> [Stated task]
Wherever a line below holds the word "JSON", copy that line.
* start Entries *
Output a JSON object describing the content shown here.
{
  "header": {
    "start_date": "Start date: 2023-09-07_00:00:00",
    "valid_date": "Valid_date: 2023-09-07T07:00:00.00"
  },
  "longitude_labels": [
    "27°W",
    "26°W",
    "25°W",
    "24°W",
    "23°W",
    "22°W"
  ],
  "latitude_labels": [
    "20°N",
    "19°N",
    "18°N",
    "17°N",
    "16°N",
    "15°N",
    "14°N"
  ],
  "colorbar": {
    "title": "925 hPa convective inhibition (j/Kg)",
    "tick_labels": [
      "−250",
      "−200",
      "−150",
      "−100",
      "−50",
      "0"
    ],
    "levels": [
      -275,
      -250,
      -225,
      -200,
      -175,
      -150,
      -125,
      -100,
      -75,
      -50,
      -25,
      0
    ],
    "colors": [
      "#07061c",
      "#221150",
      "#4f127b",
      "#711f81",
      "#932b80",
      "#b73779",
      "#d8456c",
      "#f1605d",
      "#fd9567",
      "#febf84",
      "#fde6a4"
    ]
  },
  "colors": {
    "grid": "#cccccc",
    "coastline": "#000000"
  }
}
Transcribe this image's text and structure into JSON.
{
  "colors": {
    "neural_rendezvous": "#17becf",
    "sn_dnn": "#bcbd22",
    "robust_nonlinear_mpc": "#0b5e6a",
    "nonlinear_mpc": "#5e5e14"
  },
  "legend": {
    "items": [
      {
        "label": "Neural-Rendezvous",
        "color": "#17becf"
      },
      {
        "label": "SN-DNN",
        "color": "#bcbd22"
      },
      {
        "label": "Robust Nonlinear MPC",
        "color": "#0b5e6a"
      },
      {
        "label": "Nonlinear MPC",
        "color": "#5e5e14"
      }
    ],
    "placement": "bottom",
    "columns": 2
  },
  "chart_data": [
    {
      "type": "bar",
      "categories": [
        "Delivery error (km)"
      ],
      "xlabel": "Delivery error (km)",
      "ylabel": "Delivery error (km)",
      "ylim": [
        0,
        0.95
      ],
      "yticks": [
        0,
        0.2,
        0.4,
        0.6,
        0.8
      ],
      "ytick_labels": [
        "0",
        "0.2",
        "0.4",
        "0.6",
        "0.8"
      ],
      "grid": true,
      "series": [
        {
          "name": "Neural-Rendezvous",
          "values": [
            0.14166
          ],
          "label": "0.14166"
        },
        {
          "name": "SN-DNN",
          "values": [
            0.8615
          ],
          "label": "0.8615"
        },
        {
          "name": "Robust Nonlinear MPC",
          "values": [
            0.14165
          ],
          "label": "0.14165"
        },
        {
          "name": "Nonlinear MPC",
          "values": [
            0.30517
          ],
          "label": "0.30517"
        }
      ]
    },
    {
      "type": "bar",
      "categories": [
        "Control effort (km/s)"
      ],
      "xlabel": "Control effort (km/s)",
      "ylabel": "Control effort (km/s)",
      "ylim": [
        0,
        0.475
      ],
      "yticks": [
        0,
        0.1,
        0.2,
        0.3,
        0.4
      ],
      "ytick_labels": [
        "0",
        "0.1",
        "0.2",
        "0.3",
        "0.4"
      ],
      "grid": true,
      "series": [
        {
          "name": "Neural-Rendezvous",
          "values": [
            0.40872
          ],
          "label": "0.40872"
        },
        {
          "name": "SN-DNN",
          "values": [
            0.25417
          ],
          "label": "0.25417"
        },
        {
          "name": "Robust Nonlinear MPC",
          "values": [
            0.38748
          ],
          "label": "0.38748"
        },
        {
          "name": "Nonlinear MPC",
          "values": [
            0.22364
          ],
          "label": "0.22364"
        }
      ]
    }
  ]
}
* end Entries *
> [Complete output]
Output a JSON object describing the content shown here.
Transcribe this image's text and structure into JSON.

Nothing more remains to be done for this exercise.